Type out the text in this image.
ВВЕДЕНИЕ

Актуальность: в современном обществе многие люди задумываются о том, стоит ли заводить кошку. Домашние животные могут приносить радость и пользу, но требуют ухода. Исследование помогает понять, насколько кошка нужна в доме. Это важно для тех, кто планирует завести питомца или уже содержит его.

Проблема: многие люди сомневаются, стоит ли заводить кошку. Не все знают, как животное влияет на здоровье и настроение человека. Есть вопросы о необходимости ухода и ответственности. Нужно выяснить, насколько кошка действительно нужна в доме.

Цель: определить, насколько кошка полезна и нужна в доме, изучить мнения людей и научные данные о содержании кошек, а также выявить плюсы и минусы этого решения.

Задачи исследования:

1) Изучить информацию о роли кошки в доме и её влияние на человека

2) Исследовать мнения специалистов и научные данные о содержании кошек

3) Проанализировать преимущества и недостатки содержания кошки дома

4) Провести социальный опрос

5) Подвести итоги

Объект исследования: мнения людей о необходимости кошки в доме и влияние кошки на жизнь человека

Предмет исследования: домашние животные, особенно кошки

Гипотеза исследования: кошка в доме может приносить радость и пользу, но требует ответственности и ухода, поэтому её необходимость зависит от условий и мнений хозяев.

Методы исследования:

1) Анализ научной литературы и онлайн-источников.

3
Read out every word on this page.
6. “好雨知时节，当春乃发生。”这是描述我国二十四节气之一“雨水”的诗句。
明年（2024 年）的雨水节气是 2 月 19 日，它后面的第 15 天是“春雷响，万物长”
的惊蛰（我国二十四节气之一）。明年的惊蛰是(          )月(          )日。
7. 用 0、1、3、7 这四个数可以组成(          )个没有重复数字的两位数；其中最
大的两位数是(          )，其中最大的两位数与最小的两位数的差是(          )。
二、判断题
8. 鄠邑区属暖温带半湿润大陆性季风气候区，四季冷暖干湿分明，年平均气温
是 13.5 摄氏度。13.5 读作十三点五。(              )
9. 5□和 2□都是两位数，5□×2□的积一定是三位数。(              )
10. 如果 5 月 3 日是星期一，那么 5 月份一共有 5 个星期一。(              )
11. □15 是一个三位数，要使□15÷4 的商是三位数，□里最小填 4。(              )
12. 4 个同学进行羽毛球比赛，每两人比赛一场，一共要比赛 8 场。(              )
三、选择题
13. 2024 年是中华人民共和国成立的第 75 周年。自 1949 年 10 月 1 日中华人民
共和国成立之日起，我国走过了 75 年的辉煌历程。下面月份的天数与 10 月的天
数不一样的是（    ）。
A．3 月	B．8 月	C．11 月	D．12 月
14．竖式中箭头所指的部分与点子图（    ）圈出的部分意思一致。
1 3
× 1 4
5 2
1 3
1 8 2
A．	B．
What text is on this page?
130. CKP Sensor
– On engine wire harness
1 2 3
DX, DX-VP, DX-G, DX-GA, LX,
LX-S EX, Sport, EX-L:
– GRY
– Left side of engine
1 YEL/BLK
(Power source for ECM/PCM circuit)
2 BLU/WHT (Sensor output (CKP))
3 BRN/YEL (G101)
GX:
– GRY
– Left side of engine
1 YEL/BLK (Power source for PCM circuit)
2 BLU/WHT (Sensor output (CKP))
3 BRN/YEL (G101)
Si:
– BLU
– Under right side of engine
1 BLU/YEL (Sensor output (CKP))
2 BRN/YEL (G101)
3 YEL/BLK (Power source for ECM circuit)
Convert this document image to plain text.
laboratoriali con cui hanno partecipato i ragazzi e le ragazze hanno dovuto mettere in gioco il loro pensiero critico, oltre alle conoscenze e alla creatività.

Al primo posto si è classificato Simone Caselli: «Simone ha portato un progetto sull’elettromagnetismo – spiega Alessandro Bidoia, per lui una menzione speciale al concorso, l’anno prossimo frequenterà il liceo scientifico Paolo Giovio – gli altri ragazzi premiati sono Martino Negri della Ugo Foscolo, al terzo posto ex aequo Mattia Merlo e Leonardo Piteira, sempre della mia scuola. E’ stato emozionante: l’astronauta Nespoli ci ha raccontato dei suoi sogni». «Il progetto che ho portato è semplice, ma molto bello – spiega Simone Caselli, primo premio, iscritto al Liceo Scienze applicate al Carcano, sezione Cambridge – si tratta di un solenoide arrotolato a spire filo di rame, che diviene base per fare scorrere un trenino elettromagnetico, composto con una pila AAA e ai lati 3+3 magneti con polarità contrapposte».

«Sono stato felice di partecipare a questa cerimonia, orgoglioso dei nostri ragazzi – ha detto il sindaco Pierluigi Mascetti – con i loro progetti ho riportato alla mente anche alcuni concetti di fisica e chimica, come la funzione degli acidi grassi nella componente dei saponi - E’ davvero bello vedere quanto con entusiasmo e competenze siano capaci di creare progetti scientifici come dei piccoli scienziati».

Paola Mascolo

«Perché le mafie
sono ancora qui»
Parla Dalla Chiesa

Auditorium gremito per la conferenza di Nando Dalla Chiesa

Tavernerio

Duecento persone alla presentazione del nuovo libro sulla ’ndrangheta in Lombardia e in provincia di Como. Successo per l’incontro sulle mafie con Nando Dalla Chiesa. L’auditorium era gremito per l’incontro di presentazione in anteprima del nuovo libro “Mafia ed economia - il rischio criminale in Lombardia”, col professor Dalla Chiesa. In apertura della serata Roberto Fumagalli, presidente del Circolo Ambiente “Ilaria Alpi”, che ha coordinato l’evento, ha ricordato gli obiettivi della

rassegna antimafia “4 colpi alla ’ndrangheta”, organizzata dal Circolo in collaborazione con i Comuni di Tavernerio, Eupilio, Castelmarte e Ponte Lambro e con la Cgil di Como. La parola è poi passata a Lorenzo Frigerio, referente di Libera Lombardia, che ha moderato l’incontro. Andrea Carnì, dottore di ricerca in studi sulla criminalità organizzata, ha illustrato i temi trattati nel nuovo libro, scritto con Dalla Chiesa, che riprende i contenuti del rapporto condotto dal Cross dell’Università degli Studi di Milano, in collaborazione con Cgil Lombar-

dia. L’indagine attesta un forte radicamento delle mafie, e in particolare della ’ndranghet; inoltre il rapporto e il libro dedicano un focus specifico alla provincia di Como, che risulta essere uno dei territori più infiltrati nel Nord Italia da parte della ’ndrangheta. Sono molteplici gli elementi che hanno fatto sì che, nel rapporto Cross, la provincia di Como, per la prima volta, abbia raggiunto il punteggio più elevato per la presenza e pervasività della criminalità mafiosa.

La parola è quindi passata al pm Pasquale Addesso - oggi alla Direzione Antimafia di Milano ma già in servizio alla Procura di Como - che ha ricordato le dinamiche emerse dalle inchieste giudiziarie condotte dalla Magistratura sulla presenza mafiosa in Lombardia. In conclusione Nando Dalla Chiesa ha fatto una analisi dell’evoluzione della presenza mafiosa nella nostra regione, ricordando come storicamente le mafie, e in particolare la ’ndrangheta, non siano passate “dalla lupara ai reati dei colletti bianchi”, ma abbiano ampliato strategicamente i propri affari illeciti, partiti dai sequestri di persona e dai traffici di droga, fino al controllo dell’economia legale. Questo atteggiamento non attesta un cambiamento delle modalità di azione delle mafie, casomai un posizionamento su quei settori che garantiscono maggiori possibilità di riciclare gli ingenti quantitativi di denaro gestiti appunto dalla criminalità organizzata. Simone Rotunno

******************************

## What is expected
Return the entries in full, keeping every line exactly as it is.

## Exercise response
Type out the text in this image.
ВВЕДЕНИЕ

Актуальность: в современном обществе многие люди задумываются о том, стоит ли заводить кошку. Домашние животные могут приносить радость и пользу, но требуют ухода. Исследование помогает понять, насколько кошка нужна в доме. Это важно для тех, кто планирует завести питомца или уже содержит его.

Проблема: многие люди сомневаются, стоит ли заводить кошку. Не все знают, как животное влияет на здоровье и настроение человека. Есть вопросы о необходимости ухода и ответственности. Нужно выяснить, насколько кошка действительно нужна в доме.

Цель: определить, насколько кошка полезна и нужна в доме, изучить мнения людей и научные данные о содержании кошек, а также выявить плюсы и минусы этого решения.

Задачи исследования:

1) Изучить информацию о роли кошки в доме и её влияние на человека

2) Исследовать мнения специалистов и научные данные о содержании кошек

3) Проанализировать преимущества и недостатки содержания кошки дома

4) Провести социальный опрос

5) Подвести итоги

Объект исследования: мнения людей о необходимости кошки в доме и влияние кошки на жизнь человека

Предмет исследования: домашние животные, особенно кошки

Гипотеза исследования: кошка в доме может приносить радость и пользу, но требует ответственности и ухода, поэтому её необходимость зависит от условий и мнений хозяев.

Методы исследования:

1) Анализ научной литературы и онлайн-источников.

3
Read out every word on this page.
6. “好雨知时节，当春乃发生。”这是描述我国二十四节气之一“雨水”的诗句。
明年（2024 年）的雨水节气是 2 月 19 日，它后面的第 15 天是“春雷响，万物长”
的惊蛰（我国二十四节气之一）。明年的惊蛰是(          )月(          )日。
7. 用 0、1、3、7 这四个数可以组成(          )个没有重复数字的两位数；其中最
大的两位数是(          )，其中最大的两位数与最小的两位数的差是(          )。
二、判断题
8. 鄠邑区属暖温带半湿润大陆性季风气候区，四季冷暖干湿分明，年平均气温
是 13.5 摄氏度。13.5 读作十三点五。(              )
9. 5□和 2□都是两位数，5□×2□的积一定是三位数。(              )
10. 如果 5 月 3 日是星期一，那么 5 月份一共有 5 个星期一。(              )
11. □15 是一个三位数，要使□15÷4 的商是三位数，□里最小填 4。(              )
12. 4 个同学进行羽毛球比赛，每两人比赛一场，一共要比赛 8 场。(              )
三、选择题
13. 2024 年是中华人民共和国成立的第 75 周年。自 1949 年 10 月 1 日中华人民
共和国成立之日起，我国走过了 75 年的辉煌历程。下面月份的天数与 10 月的天
数不一样的是（    ）。
A．3 月	B．8 月	C．11 月	D．12 月
14．竖式中箭头所指的部分与点子图（    ）圈出的部分意思一致。
1 3
× 1 4
5 2
1 3
1 8 2
A．	B．
What text is on this page?
130. CKP Sensor
– On engine wire harness
1 2 3
DX, DX-VP, DX-G, DX-GA, LX,
LX-S EX, Sport, EX-L:
– GRY
– Left side of engine
1 YEL/BLK
(Power source for ECM/PCM circuit)
2 BLU/WHT (Sensor output (CKP))
3 BRN/YEL (G101)
GX:
– GRY
– Left side of engine
1 YEL/BLK (Power source for PCM circuit)
2 BLU/WHT (Sensor output (CKP))
3 BRN/YEL (G101)
Si:
– BLU
– Under right side of engine
1 BLU/YEL (Sensor output (CKP))
2 BRN/YEL (G101)
3 YEL/BLK (Power source for ECM circuit)
Convert this document image to plain text.
laboratoriali con cui hanno partecipato i ragazzi e le ragazze hanno dovuto mettere in gioco il loro pensiero critico, oltre alle conoscenze e alla creatività.

Al primo posto si è classificato Simone Caselli: «Simone ha portato un progetto sull’elettromagnetismo – spiega Alessandro Bidoia, per lui una menzione speciale al concorso, l’anno prossimo frequenterà il liceo scientifico Paolo Giovio – gli altri ragazzi premiati sono Martino Negri della Ugo Foscolo, al terzo posto ex aequo Mattia Merlo e Leonardo Piteira, sempre della mia scuola. E’ stato emozionante: l’astronauta Nespoli ci ha raccontato dei suoi sogni». «Il progetto che ho portato è semplice, ma molto bello – spiega Simone Caselli, primo premio, iscritto al Liceo Scienze applicate al Carcano, sezione Cambridge – si tratta di un solenoide arrotolato a spire filo di rame, che diviene base per fare scorrere un trenino elettromagnetico, composto con una pila AAA e ai lati 3+3 magneti con polarità contrapposte».

«Sono stato felice di partecipare a questa cerimonia, orgoglioso dei nostri ragazzi – ha detto il sindaco Pierluigi Mascetti – con i loro progetti ho riportato alla mente anche alcuni concetti di fisica e chimica, come la funzione degli acidi grassi nella componente dei saponi - E’ davvero bello vedere quanto con entusiasmo e competenze siano capaci di creare progetti scientifici come dei piccoli scienziati».

Paola Mascolo

«Perché le mafie
sono ancora qui»
Parla Dalla Chiesa

Auditorium gremito per la conferenza di Nando Dalla Chiesa

Tavernerio

Duecento persone alla presentazione del nuovo libro sulla ’ndrangheta in Lombardia e in provincia di Como. Successo per l’incontro sulle mafie con Nando Dalla Chiesa. L’auditorium era gremito per l’incontro di presentazione in anteprima del nuovo libro “Mafia ed economia - il rischio criminale in Lombardia”, col professor Dalla Chiesa. In apertura della serata Roberto Fumagalli, presidente del Circolo Ambiente “Ilaria Alpi”, che ha coordinato l’evento, ha ricordato gli obiettivi della

rassegna antimafia “4 colpi alla ’ndrangheta”, organizzata dal Circolo in collaborazione con i Comuni di Tavernerio, Eupilio, Castelmarte e Ponte Lambro e con la Cgil di Como. La parola è poi passata a Lorenzo Frigerio, referente di Libera Lombardia, che ha moderato l’incontro. Andrea Carnì, dottore di ricerca in studi sulla criminalità organizzata, ha illustrato i temi trattati nel nuovo libro, scritto con Dalla Chiesa, che riprende i contenuti del rapporto condotto dal Cross dell’Università degli Studi di Milano, in collaborazione con Cgil Lombar-

dia. L’indagine attesta un forte radicamento delle mafie, e in particolare della ’ndranghet; inoltre il rapporto e il libro dedicano un focus specifico alla provincia di Como, che risulta essere uno dei territori più infiltrati nel Nord Italia da parte della ’ndrangheta. Sono molteplici gli elementi che hanno fatto sì che, nel rapporto Cross, la provincia di Como, per la prima volta, abbia raggiunto il punteggio più elevato per la presenza e pervasività della criminalità mafiosa.

La parola è quindi passata al pm Pasquale Addesso - oggi alla Direzione Antimafia di Milano ma già in servizio alla Procura di Como - che ha ricordato le dinamiche emerse dalle inchieste giudiziarie condotte dalla Magistratura sulla presenza mafiosa in Lombardia. In conclusione Nando Dalla Chiesa ha fatto una analisi dell’evoluzione della presenza mafiosa nella nostra regione, ricordando come storicamente le mafie, e in particolare la ’ndrangheta, non siano passate “dalla lupara ai reati dei colletti bianchi”, ma abbiano ampliato strategicamente i propri affari illeciti, partiti dai sequestri di persona e dai traffici di droga, fino al controllo dell’economia legale. Questo atteggiamento non attesta un cambiamento delle modalità di azione delle mafie, casomai un posizionamento su quei settori che garantiscono maggiori possibilità di riciclare gli ingenti quantitativi di denaro gestiti appunto dalla criminalità organizzata. Simone Rotunno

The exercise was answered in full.